> Aim of the exercise:
For each line in the data below that holds "name", return a copy.

-*-

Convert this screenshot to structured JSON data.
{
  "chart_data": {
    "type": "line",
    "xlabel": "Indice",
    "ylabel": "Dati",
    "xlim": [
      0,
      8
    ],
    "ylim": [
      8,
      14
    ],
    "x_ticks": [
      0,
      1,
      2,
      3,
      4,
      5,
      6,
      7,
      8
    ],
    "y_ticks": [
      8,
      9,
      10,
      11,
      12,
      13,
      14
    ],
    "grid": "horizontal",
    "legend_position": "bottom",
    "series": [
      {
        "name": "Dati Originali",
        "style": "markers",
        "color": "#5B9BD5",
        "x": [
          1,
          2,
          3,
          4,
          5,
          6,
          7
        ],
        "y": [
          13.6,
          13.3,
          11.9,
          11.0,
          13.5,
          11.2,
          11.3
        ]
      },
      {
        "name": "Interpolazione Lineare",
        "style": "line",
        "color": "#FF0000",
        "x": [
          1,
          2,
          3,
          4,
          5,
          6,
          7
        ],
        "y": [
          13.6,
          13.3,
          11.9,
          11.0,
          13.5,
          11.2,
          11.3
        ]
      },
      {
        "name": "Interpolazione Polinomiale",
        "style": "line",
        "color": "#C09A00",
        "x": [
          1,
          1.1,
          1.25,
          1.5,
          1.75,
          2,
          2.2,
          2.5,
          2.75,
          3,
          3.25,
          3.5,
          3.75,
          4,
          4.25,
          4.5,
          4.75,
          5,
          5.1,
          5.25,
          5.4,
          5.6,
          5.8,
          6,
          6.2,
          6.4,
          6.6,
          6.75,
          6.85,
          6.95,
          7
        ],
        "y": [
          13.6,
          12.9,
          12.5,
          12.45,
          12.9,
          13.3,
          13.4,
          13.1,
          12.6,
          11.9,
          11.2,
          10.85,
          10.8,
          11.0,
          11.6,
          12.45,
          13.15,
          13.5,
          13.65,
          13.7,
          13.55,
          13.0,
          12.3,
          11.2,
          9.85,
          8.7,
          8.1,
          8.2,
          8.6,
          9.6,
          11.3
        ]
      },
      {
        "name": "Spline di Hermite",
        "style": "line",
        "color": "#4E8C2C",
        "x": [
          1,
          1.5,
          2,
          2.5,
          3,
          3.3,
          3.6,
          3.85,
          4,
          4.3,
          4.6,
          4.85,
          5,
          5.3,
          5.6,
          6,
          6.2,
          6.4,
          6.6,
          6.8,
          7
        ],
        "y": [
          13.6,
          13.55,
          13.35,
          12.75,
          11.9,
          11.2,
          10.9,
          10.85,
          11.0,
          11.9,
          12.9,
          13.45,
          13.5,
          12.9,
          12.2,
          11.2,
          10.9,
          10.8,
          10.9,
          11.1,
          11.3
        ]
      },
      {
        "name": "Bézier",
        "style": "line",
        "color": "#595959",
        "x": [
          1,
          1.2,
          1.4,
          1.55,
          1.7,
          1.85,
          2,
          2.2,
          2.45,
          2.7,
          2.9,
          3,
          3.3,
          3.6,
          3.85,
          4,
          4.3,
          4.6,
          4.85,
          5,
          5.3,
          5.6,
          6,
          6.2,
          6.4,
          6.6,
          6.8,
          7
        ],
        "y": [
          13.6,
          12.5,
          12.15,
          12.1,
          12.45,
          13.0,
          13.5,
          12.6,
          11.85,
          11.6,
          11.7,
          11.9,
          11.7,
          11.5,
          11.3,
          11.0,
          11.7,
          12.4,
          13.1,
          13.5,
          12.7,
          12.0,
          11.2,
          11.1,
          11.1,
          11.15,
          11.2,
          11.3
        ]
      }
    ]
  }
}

-*-

> Solution to the exercise:
        "name": "Dati Originali",
        "name": "Interpolazione Lineare",
        "name": "Interpolazione Polinomiale",
        "name": "Spline di Hermite",
        "name": "Bézier",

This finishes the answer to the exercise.